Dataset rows
========================

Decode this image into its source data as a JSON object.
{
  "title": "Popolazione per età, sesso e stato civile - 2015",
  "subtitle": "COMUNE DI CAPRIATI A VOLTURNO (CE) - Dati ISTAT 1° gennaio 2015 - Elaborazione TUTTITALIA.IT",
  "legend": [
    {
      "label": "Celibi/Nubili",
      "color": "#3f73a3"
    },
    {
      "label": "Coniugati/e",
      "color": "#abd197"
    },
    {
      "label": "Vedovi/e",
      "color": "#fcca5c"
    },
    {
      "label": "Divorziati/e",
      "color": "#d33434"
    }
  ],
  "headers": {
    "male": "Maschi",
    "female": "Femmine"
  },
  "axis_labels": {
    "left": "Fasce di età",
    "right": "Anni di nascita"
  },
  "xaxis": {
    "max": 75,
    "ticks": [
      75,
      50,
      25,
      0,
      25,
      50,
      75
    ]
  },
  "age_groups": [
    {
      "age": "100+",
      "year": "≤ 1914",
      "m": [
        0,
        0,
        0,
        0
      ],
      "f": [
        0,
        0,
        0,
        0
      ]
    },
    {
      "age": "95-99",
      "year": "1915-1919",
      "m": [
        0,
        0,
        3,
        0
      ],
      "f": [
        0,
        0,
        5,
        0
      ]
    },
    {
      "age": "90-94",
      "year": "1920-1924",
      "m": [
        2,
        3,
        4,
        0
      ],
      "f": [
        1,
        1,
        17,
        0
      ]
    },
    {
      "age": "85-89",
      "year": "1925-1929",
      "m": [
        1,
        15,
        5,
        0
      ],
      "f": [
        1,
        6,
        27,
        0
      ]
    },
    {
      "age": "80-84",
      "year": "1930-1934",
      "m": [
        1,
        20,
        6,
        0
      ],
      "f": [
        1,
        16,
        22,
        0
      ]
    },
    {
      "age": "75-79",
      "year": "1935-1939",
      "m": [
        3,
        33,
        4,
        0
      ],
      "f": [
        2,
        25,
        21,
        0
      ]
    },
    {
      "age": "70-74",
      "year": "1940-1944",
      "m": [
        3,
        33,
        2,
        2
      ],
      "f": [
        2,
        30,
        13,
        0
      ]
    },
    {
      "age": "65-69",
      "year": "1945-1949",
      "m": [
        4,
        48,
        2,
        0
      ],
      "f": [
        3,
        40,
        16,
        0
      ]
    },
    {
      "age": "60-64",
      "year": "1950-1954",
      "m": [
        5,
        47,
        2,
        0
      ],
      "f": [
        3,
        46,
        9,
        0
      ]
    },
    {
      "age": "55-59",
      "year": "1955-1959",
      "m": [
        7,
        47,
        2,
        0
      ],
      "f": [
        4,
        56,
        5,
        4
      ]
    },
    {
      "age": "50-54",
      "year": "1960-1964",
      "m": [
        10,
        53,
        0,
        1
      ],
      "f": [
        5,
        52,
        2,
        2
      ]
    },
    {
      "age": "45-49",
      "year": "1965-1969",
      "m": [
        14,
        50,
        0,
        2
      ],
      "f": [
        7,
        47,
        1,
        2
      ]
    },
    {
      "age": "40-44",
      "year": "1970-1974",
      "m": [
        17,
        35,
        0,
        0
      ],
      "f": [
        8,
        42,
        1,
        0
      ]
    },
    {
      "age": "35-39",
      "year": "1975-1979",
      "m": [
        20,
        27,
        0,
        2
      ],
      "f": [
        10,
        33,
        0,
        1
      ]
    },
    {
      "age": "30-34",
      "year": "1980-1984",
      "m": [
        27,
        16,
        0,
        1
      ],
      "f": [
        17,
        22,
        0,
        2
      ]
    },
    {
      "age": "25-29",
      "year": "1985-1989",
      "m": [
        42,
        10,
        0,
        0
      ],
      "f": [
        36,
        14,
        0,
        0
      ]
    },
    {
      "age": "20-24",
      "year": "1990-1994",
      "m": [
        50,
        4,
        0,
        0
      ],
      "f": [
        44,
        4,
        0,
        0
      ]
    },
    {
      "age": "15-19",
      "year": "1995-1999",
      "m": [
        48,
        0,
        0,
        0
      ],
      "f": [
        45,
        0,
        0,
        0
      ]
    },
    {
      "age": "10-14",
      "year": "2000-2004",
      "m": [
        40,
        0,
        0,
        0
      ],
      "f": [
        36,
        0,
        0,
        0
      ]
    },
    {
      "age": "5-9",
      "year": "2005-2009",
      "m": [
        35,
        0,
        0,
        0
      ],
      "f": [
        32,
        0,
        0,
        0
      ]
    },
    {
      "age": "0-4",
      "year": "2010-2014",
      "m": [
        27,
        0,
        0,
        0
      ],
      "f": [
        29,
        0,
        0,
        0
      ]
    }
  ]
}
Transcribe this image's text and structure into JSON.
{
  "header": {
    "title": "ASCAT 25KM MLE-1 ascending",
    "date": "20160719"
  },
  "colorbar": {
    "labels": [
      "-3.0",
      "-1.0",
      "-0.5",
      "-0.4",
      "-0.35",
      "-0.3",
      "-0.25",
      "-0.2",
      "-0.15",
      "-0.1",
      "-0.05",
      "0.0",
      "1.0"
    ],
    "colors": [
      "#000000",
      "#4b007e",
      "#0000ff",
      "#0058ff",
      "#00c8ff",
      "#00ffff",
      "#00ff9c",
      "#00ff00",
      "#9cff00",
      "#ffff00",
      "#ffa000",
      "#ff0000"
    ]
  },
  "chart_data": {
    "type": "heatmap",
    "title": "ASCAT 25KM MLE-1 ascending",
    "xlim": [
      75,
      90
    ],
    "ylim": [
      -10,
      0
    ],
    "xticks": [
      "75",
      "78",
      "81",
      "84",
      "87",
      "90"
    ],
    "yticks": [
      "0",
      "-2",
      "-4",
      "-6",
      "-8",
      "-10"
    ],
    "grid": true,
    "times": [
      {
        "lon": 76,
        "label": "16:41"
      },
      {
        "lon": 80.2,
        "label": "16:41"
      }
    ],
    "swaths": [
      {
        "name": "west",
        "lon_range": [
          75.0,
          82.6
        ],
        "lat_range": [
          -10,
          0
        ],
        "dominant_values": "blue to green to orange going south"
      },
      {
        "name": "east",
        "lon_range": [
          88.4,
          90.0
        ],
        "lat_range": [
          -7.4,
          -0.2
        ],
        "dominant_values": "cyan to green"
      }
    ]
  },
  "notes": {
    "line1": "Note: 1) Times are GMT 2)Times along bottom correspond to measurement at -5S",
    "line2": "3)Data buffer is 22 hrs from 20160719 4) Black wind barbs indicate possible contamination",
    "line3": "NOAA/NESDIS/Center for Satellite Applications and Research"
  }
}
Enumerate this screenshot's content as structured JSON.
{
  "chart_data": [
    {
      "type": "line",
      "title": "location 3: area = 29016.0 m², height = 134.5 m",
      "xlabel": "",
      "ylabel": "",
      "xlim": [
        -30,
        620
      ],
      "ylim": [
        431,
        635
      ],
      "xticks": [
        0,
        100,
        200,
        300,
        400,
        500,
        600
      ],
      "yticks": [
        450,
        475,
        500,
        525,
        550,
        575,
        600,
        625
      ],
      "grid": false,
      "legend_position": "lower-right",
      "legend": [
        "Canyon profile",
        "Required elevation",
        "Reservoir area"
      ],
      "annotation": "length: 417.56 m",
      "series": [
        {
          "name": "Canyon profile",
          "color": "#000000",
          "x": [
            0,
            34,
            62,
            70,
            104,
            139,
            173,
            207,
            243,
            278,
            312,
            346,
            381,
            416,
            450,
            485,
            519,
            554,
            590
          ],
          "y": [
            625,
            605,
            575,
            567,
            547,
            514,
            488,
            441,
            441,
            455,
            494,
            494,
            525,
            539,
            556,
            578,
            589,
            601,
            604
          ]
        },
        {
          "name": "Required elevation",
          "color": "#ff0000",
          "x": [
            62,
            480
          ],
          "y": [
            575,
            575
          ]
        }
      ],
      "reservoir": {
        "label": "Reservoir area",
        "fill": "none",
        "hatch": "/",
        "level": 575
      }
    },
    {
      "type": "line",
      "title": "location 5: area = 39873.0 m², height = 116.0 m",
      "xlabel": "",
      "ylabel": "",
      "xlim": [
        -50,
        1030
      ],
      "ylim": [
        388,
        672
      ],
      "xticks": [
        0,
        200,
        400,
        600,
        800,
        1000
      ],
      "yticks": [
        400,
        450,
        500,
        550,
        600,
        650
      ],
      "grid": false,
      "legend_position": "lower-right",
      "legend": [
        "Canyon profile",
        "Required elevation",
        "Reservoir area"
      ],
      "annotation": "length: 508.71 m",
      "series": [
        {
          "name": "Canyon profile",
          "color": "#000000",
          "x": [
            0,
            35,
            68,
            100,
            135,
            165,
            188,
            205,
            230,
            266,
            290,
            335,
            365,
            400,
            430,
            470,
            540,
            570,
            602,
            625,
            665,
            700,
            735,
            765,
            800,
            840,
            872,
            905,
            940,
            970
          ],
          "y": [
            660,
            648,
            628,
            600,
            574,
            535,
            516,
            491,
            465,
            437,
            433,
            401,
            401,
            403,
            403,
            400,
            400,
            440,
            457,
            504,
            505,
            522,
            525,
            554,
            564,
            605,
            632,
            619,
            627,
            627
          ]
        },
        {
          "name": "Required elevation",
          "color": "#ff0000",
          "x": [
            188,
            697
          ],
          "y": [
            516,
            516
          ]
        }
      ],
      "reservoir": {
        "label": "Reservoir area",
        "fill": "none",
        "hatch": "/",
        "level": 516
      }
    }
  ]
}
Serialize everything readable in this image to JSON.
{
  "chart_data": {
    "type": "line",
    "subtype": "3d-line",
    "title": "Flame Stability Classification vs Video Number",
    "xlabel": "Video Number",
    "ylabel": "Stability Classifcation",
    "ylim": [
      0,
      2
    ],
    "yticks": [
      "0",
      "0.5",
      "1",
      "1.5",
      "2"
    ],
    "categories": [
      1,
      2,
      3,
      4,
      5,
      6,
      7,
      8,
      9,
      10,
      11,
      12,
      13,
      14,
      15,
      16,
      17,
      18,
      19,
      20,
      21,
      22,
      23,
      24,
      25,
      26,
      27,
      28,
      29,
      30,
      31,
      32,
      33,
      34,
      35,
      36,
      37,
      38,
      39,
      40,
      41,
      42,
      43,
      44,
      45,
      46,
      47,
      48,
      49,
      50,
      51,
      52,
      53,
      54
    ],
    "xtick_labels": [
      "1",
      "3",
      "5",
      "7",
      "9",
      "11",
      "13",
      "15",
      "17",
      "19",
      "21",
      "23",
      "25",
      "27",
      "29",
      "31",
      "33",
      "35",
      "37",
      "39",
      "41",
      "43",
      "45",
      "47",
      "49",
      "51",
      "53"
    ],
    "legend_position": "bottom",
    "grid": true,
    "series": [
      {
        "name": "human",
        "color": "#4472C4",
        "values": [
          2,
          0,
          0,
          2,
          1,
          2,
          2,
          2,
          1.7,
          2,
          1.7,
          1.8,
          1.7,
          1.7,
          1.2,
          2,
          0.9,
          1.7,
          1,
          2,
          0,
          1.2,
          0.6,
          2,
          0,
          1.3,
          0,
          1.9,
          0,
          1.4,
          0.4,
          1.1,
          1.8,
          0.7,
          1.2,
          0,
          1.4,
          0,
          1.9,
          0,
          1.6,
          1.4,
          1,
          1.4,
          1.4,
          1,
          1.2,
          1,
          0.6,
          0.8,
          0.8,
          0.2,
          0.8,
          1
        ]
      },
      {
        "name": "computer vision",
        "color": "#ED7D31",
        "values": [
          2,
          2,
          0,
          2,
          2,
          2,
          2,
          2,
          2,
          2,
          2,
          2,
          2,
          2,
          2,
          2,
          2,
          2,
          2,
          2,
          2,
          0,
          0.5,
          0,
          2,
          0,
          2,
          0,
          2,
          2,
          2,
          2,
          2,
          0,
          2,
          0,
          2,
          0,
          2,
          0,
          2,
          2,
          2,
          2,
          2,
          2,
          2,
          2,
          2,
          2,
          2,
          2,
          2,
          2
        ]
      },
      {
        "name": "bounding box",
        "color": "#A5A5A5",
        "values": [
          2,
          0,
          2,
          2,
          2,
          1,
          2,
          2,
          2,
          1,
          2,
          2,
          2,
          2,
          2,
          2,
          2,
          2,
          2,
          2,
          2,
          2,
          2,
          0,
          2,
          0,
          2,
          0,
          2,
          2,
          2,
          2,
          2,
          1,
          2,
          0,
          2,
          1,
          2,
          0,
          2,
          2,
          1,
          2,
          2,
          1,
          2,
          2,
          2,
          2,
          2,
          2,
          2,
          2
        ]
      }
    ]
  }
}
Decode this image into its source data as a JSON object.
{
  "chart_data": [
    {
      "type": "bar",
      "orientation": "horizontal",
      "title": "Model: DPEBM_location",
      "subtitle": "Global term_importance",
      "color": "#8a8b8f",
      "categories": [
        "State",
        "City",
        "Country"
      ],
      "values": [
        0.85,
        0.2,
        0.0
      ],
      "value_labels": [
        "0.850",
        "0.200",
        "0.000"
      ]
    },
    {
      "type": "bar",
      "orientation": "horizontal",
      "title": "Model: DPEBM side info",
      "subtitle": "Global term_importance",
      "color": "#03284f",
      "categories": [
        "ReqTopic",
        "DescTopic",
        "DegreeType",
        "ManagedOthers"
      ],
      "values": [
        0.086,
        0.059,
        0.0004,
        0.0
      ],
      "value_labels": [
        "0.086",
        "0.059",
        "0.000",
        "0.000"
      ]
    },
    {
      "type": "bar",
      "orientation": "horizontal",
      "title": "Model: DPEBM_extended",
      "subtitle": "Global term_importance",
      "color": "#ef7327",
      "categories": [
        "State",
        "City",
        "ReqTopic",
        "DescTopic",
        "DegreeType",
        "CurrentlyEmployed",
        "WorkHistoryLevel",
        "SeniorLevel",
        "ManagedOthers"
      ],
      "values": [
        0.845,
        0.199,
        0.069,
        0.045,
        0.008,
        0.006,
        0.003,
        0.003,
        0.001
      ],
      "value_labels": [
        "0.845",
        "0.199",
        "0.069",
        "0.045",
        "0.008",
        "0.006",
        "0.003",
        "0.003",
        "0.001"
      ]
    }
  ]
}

========================

--- SET TASK ---
Find each line holding the string "Video" and copy it out.

--- EXPECTED OUTPUT ---
    "title": "Flame Stability Classification vs Video Number",
    "xlabel": "Video Number",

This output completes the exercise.